### Dataset rows for document pages
────────────────────
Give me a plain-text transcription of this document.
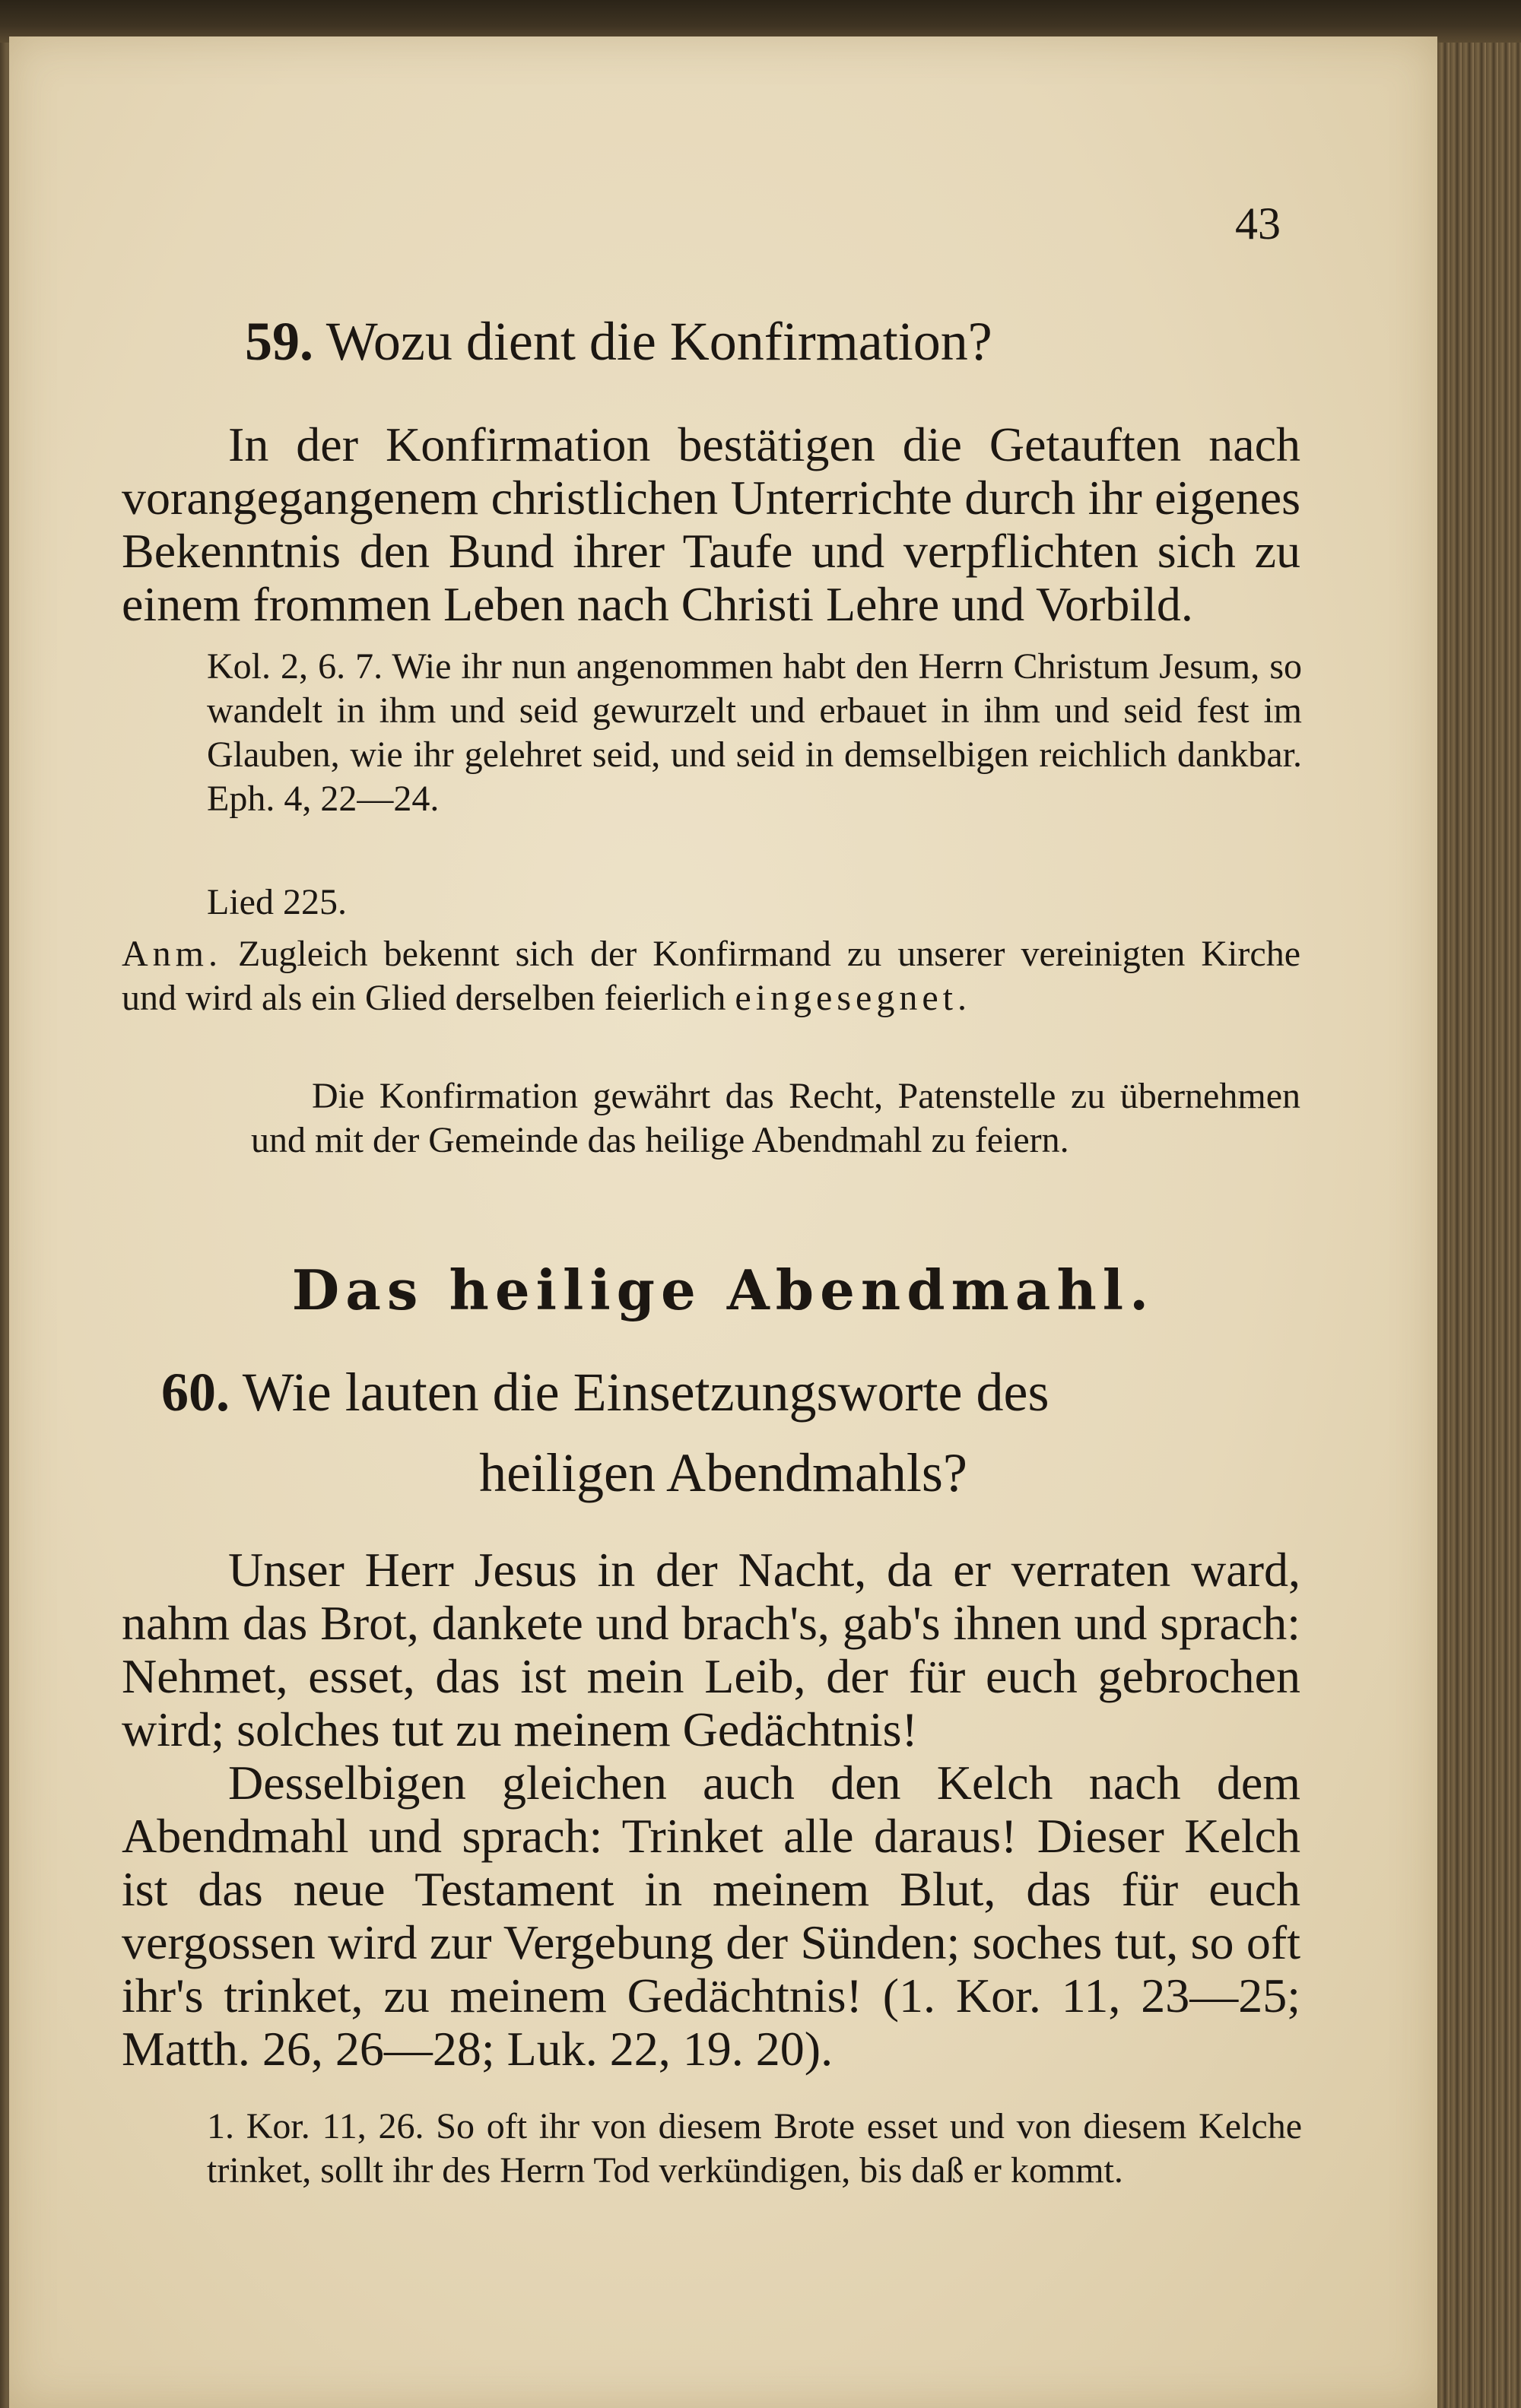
43
59. Wozu dient die Konfirmation?
In der Konfirmation bestätigen die Getauften nach vorangegangenem christlichen Unterrichte durch ihr eigenes Bekenntnis den Bund ihrer Taufe und verpflichten sich zu einem frommen Leben nach Christi Lehre und Vorbild.
Kol. 2, 6. 7. Wie ihr nun angenommen habt den Herrn Christum Jesum, so wandelt in ihm und seid gewurzelt und erbauet in ihm und seid fest im Glauben, wie ihr gelehret seid, und seid in demselbigen reichlich dankbar. Eph. 4, 22—24.
Lied 225.
Anm. Zugleich bekennt sich der Konfirmand zu unserer vereinigten Kirche und wird als ein Glied derselben feierlich eingesegnet.
Die Konfirmation gewährt das Recht, Patenstelle zu übernehmen und mit der Gemeinde das heilige Abendmahl zu feiern.
Das heilige Abendmahl.
60. Wie lauten die Einsetzungsworte des
heiligen Abendmahls?
Unser Herr Jesus in der Nacht, da er verraten ward, nahm das Brot, dankete und brach's, gab's ihnen und sprach: Nehmet, esset, das ist mein Leib, der für euch gebrochen wird; solches tut zu meinem Gedächtnis!
Desselbigen gleichen auch den Kelch nach dem Abendmahl und sprach: Trinket alle daraus! Dieser Kelch ist das neue Testament in meinem Blut, das für euch vergossen wird zur Vergebung der Sünden; soches tut, so oft ihr's trinket, zu meinem Gedächtnis! (1. Kor. 11, 23—25; Matth. 26, 26—28; Luk. 22, 19. 20).
1. Kor. 11, 26. So oft ihr von diesem Brote esset und von diesem Kelche trinket, sollt ihr des Herrn Tod verkündigen, bis daß er kommt.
────────────────────
### TASK BRIEF
Return all of the entries exactly as written, but drop any pictures they hold.

### WRITTEN SOLUTION
Give me a plain-text transcription of this document.
43
59. Wozu dient die Konfirmation?
In der Konfirmation bestätigen die Getauften nach vorangegangenem christlichen Unterrichte durch ihr eigenes Bekenntnis den Bund ihrer Taufe und verpflichten sich zu einem frommen Leben nach Christi Lehre und Vorbild.
Kol. 2, 6. 7. Wie ihr nun angenommen habt den Herrn Christum Jesum, so wandelt in ihm und seid gewurzelt und erbauet in ihm und seid fest im Glauben, wie ihr gelehret seid, und seid in demselbigen reichlich dankbar. Eph. 4, 22—24.
Lied 225.
Anm. Zugleich bekennt sich der Konfirmand zu unserer vereinigten Kirche und wird als ein Glied derselben feierlich eingesegnet.
Die Konfirmation gewährt das Recht, Patenstelle zu übernehmen und mit der Gemeinde das heilige Abendmahl zu feiern.
Das heilige Abendmahl.
60. Wie lauten die Einsetzungsworte des
heiligen Abendmahls?
Unser Herr Jesus in der Nacht, da er verraten ward, nahm das Brot, dankete und brach's, gab's ihnen und sprach: Nehmet, esset, das ist mein Leib, der für euch gebrochen wird; solches tut zu meinem Gedächtnis!
Desselbigen gleichen auch den Kelch nach dem Abendmahl und sprach: Trinket alle daraus! Dieser Kelch ist das neue Testament in meinem Blut, das für euch vergossen wird zur Vergebung der Sünden; soches tut, so oft ihr's trinket, zu meinem Gedächtnis! (1. Kor. 11, 23—25; Matth. 26, 26—28; Luk. 22, 19. 20).
1. Kor. 11, 26. So oft ihr von diesem Brote esset und von diesem Kelche trinket, sollt ihr des Herrn Tod verkündigen, bis daß er kommt.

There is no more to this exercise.